● Given problem:
Output each entry exactly; skip nothing.

══════════

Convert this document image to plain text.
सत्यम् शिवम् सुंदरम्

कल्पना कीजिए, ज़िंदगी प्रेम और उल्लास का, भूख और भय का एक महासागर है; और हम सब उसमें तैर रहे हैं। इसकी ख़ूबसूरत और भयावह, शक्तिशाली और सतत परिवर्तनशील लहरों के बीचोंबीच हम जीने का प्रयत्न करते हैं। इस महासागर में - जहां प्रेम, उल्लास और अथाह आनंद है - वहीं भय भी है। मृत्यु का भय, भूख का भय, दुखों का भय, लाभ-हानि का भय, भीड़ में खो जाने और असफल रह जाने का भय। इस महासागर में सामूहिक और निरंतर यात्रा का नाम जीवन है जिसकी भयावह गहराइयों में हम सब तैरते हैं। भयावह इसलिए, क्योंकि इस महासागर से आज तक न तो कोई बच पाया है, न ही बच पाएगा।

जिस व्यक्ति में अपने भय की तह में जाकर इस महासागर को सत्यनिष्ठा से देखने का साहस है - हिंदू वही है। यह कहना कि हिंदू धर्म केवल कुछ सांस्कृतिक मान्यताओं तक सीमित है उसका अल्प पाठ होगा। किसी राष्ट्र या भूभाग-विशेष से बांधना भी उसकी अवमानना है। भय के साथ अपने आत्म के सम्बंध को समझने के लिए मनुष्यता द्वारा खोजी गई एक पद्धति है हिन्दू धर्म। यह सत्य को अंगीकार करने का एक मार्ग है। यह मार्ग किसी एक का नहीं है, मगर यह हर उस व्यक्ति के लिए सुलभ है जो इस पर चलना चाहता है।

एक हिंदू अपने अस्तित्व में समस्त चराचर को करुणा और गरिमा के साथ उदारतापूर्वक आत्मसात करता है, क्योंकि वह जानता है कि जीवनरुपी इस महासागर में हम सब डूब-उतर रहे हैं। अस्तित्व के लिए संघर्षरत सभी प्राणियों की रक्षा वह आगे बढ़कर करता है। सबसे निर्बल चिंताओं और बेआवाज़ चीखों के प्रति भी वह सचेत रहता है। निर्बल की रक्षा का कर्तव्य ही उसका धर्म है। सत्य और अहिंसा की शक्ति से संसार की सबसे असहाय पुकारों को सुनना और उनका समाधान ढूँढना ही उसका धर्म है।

══════════

● Task response:
Convert this document image to plain text.
सत्यम् शिवम् सुंदरम्

कल्पना कीजिए, ज़िंदगी प्रेम और उल्लास का, भूख और भय का एक महासागर है; और हम सब उसमें तैर रहे हैं। इसकी ख़ूबसूरत और भयावह, शक्तिशाली और सतत परिवर्तनशील लहरों के बीचोंबीच हम जीने का प्रयत्न करते हैं। इस महासागर में - जहां प्रेम, उल्लास और अथाह आनंद है - वहीं भय भी है। मृत्यु का भय, भूख का भय, दुखों का भय, लाभ-हानि का भय, भीड़ में खो जाने और असफल रह जाने का भय। इस महासागर में सामूहिक और निरंतर यात्रा का नाम जीवन है जिसकी भयावह गहराइयों में हम सब तैरते हैं। भयावह इसलिए, क्योंकि इस महासागर से आज तक न तो कोई बच पाया है, न ही बच पाएगा।

जिस व्यक्ति में अपने भय की तह में जाकर इस महासागर को सत्यनिष्ठा से देखने का साहस है - हिंदू वही है। यह कहना कि हिंदू धर्म केवल कुछ सांस्कृतिक मान्यताओं तक सीमित है उसका अल्प पाठ होगा। किसी राष्ट्र या भूभाग-विशेष से बांधना भी उसकी अवमानना है। भय के साथ अपने आत्म के सम्बंध को समझने के लिए मनुष्यता द्वारा खोजी गई एक पद्धति है हिन्दू धर्म। यह सत्य को अंगीकार करने का एक मार्ग है। यह मार्ग किसी एक का नहीं है, मगर यह हर उस व्यक्ति के लिए सुलभ है जो इस पर चलना चाहता है।

एक हिंदू अपने अस्तित्व में समस्त चराचर को करुणा और गरिमा के साथ उदारतापूर्वक आत्मसात करता है, क्योंकि वह जानता है कि जीवनरुपी इस महासागर में हम सब डूब-उतर रहे हैं। अस्तित्व के लिए संघर्षरत सभी प्राणियों की रक्षा वह आगे बढ़कर करता है। सबसे निर्बल चिंताओं और बेआवाज़ चीखों के प्रति भी वह सचेत रहता है। निर्बल की रक्षा का कर्तव्य ही उसका धर्म है। सत्य और अहिंसा की शक्ति से संसार की सबसे असहाय पुकारों को सुनना और उनका समाधान ढूँढना ही उसका धर्म है।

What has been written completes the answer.